** Written request **
Beneath this sentence is a listing. Return its lines from the one containing "Parse this screenshot: output" through the last, exactly, and omit the pictures.

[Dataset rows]
◇ ◇ ◇

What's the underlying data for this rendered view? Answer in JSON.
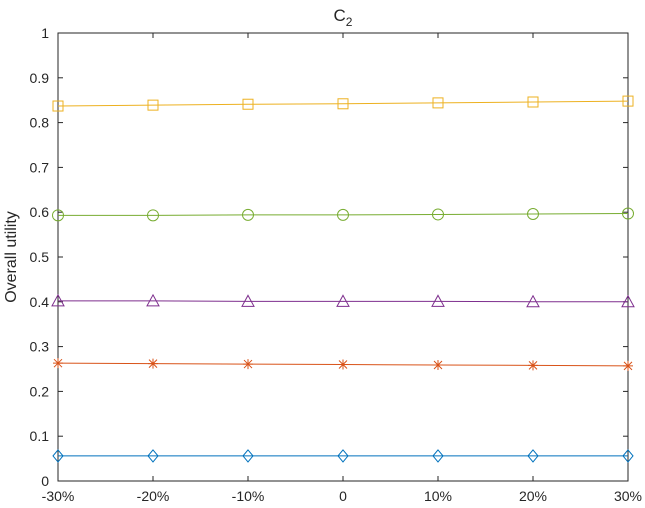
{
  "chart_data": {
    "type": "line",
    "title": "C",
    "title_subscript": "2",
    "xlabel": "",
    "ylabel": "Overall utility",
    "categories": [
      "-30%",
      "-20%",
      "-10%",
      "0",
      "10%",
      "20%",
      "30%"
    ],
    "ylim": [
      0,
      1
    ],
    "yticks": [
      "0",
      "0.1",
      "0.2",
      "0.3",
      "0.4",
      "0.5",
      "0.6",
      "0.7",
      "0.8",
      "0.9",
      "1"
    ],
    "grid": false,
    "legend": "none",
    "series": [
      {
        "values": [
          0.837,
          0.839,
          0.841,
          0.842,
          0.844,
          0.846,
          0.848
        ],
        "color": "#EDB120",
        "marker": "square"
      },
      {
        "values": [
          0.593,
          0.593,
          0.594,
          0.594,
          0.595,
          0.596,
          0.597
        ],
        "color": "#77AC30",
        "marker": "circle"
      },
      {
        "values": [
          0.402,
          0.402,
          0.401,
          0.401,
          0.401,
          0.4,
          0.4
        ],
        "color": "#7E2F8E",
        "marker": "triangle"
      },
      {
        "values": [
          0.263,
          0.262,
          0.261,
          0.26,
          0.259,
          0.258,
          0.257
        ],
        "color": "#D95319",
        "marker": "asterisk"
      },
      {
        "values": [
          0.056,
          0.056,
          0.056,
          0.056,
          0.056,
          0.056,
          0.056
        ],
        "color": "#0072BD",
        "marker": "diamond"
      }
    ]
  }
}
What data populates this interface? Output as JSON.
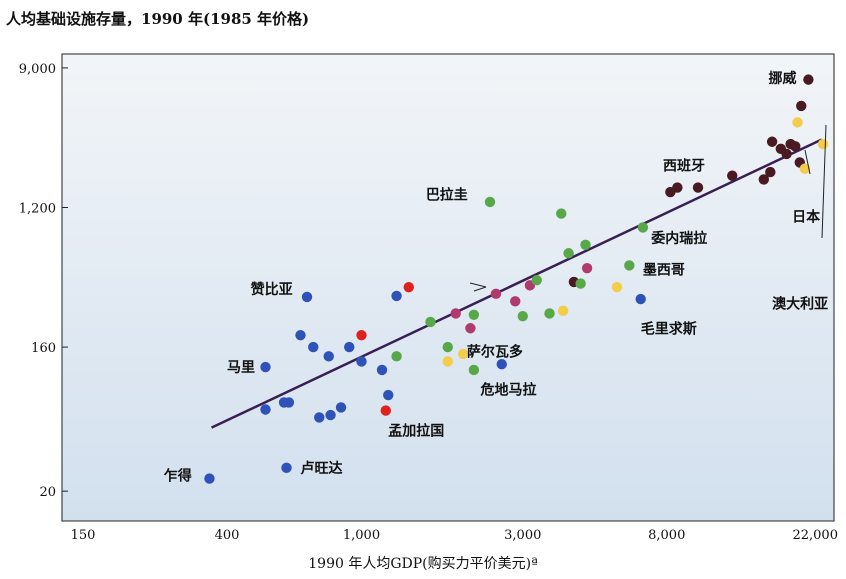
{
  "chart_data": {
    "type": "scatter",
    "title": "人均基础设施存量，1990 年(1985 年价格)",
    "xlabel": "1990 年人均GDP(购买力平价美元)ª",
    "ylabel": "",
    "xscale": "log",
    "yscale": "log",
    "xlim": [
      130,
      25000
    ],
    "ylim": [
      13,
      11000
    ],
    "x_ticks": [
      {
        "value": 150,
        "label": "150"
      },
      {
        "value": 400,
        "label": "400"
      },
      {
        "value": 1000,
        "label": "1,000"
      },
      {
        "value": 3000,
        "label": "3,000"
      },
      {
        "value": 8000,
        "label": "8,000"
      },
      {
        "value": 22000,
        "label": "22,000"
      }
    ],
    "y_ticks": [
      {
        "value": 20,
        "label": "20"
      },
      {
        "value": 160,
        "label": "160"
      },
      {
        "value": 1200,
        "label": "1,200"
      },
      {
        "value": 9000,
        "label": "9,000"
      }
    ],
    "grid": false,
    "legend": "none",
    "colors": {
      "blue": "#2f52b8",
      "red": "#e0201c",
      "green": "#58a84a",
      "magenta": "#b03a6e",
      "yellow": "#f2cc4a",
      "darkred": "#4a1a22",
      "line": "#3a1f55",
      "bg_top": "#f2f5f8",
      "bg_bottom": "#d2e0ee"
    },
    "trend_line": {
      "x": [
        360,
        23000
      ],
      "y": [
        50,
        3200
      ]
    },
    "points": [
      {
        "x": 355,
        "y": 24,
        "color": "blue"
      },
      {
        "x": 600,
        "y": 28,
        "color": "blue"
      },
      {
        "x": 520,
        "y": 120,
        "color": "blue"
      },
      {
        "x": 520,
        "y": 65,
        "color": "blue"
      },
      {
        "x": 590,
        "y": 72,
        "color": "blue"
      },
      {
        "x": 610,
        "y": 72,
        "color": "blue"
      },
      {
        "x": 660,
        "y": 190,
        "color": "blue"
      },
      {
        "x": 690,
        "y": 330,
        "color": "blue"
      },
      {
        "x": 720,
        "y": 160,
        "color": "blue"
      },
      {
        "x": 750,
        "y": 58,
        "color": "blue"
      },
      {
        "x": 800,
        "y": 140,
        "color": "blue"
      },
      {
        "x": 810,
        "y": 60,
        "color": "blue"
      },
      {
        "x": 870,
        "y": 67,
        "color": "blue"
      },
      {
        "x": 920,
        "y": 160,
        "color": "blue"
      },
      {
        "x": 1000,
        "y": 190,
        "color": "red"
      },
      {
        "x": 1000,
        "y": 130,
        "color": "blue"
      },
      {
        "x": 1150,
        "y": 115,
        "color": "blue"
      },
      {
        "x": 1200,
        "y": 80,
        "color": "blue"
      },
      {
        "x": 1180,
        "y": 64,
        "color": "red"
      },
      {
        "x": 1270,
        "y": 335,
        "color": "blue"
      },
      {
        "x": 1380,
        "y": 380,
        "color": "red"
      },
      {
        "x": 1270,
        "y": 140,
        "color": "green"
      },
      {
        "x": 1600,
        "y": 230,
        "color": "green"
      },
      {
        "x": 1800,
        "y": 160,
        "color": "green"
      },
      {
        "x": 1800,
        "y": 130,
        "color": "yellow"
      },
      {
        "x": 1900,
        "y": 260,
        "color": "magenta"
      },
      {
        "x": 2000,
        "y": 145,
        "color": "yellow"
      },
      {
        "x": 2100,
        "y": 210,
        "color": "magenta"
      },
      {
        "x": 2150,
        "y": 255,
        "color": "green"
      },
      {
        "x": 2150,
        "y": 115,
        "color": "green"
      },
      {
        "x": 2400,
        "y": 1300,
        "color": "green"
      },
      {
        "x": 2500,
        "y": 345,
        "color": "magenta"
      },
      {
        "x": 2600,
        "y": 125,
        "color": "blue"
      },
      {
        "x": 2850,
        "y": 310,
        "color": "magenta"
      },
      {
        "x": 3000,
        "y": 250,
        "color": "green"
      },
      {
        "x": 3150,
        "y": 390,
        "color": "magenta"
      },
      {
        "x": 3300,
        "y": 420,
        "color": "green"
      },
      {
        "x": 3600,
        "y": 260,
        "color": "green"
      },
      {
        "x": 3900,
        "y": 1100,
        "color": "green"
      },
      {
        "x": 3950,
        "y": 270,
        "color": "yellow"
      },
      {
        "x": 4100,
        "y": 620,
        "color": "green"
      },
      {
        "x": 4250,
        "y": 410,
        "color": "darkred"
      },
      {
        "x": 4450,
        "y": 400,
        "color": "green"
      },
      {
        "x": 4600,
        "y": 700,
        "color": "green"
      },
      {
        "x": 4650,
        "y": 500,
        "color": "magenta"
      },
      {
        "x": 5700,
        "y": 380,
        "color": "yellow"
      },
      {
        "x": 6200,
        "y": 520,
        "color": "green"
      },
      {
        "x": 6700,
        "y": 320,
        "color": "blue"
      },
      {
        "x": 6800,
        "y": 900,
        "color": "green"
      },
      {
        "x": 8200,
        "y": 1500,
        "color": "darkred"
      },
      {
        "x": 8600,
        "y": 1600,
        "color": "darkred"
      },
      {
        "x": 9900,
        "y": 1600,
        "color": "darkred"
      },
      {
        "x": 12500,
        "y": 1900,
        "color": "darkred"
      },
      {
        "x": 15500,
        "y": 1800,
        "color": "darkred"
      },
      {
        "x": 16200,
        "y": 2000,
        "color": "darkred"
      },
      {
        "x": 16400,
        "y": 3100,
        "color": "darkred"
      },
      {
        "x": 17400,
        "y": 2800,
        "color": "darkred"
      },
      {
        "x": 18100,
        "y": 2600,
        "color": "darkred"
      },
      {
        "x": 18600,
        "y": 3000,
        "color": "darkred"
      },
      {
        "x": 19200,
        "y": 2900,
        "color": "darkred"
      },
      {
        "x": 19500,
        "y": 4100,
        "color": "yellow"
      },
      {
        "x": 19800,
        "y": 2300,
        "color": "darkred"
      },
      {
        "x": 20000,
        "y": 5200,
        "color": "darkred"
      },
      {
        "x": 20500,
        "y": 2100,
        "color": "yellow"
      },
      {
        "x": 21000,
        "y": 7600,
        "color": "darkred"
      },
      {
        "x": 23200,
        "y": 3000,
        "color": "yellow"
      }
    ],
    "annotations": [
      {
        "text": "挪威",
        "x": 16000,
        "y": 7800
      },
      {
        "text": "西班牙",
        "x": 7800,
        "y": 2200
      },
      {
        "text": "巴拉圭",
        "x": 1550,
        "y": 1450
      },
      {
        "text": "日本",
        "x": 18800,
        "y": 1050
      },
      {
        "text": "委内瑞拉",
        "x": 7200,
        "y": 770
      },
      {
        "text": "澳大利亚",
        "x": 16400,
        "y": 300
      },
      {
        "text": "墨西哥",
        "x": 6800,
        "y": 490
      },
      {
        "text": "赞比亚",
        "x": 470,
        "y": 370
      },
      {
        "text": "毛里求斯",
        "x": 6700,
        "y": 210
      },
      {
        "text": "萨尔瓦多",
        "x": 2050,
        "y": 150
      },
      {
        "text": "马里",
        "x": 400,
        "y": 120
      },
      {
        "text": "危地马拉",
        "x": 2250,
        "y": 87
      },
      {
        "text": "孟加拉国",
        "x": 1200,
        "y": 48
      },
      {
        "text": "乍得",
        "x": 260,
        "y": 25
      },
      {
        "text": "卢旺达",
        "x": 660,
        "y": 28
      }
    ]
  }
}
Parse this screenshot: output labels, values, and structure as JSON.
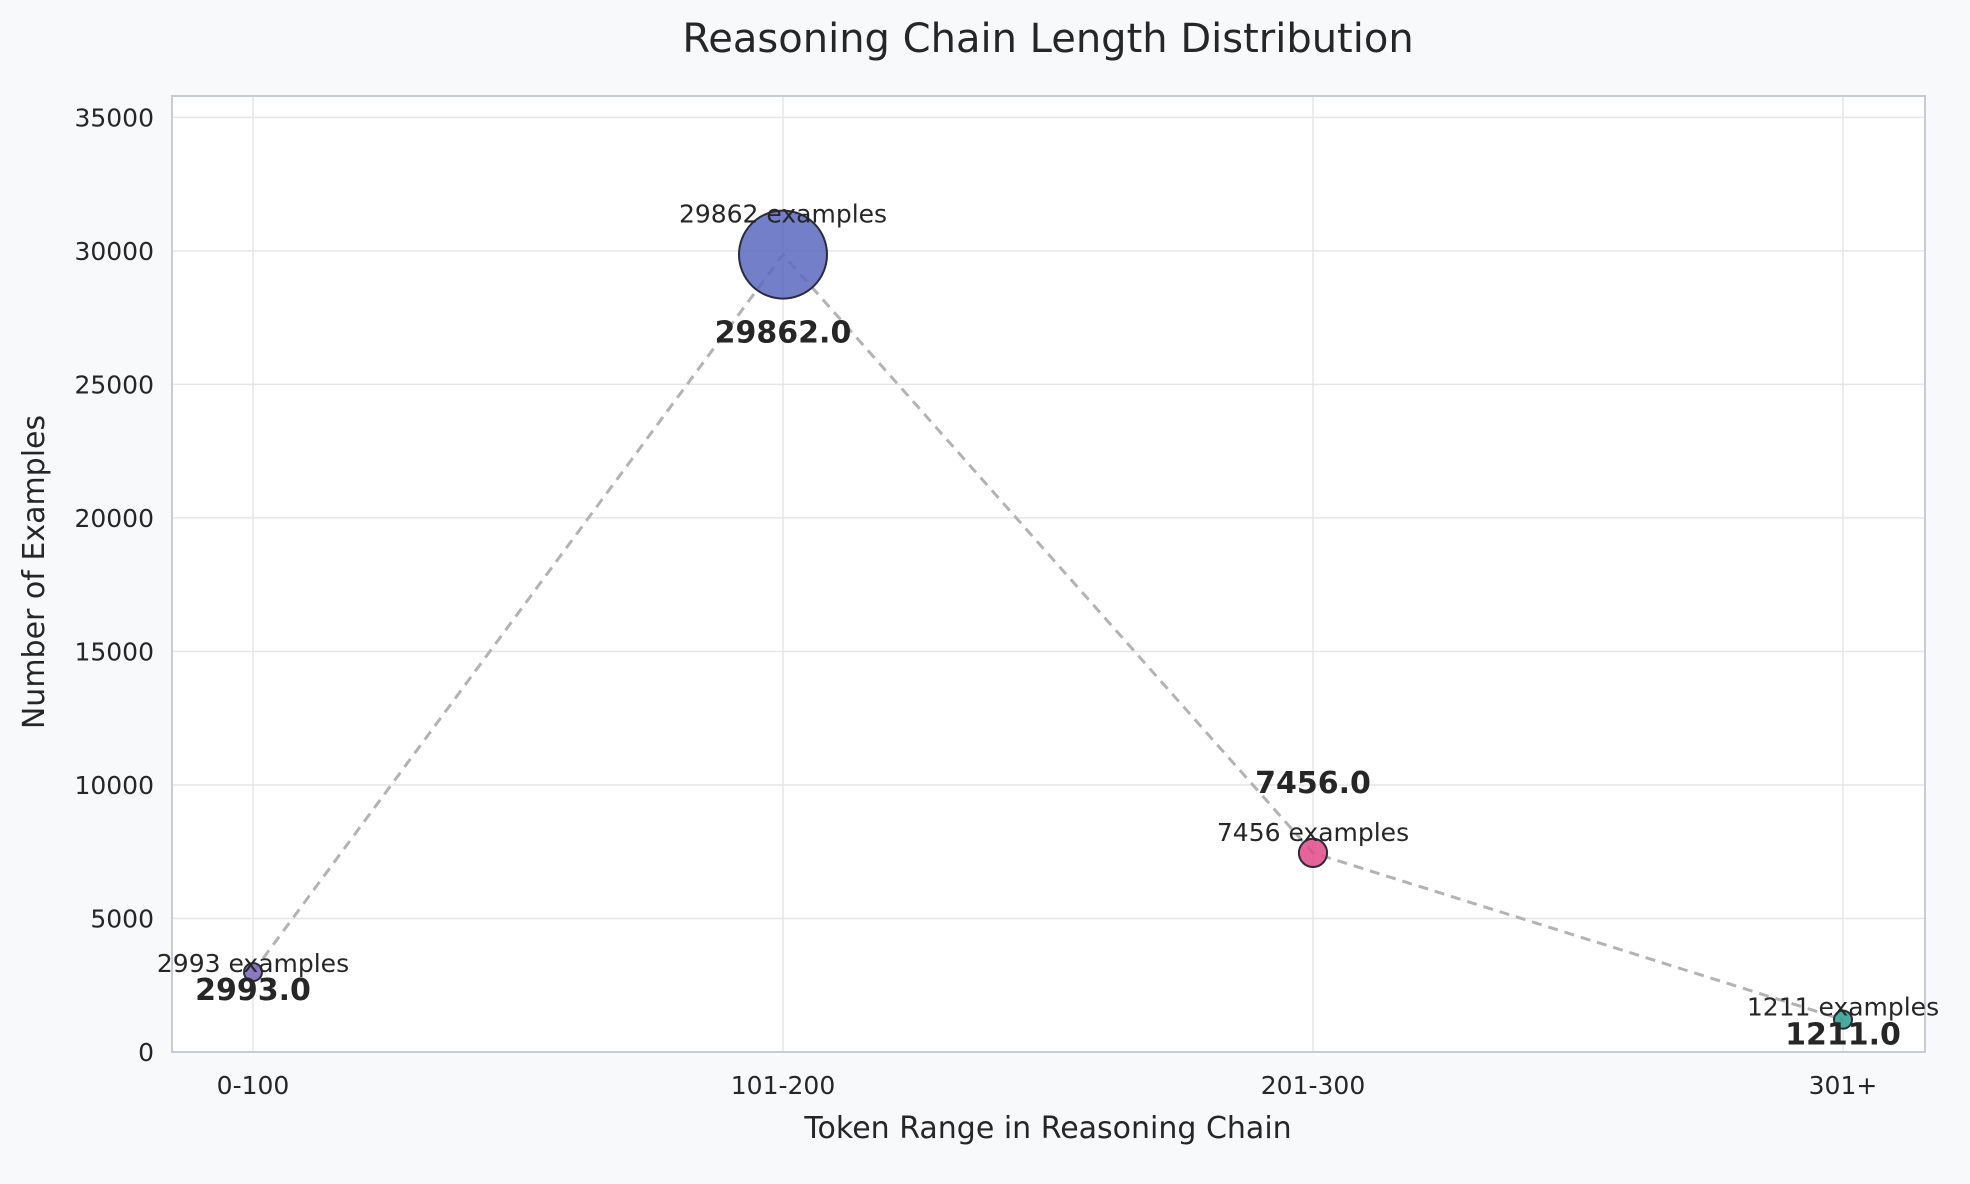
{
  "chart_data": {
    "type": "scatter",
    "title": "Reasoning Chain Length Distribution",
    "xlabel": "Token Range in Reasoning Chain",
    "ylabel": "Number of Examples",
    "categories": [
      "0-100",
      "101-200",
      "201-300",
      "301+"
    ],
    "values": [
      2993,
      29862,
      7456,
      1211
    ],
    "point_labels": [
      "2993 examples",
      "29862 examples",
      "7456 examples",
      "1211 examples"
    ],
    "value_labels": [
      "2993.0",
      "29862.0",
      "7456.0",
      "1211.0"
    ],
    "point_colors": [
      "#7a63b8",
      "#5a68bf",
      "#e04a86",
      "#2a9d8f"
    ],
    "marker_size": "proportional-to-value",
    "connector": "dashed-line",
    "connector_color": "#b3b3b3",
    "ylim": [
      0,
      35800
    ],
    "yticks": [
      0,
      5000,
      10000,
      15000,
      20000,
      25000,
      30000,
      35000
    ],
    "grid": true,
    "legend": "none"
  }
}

◇ ◇ ◇

** Solution to this task **
Parse this screenshot: output labels, values, and structure as JSON.
{
  "chart_data": {
    "type": "scatter",
    "title": "Reasoning Chain Length Distribution",
    "xlabel": "Token Range in Reasoning Chain",
    "ylabel": "Number of Examples",
    "categories": [
      "0-100",
      "101-200",
      "201-300",
      "301+"
    ],
    "values": [
      2993,
      29862,
      7456,
      1211
    ],
    "point_labels": [
      "2993 examples",
      "29862 examples",
      "7456 examples",
      "1211 examples"
    ],
    "value_labels": [
      "2993.0",
      "29862.0",
      "7456.0",
      "1211.0"
    ],
    "point_colors": [
      "#7a63b8",
      "#5a68bf",
      "#e04a86",
      "#2a9d8f"
    ],
    "marker_size": "proportional-to-value",
    "connector": "dashed-line",
    "connector_color": "#b3b3b3",
    "ylim": [
      0,
      35800
    ],
    "yticks": [
      0,
      5000,
      10000,
      15000,
      20000,
      25000,
      30000,
      35000
    ],
    "grid": true,
    "legend": "none"
  }
}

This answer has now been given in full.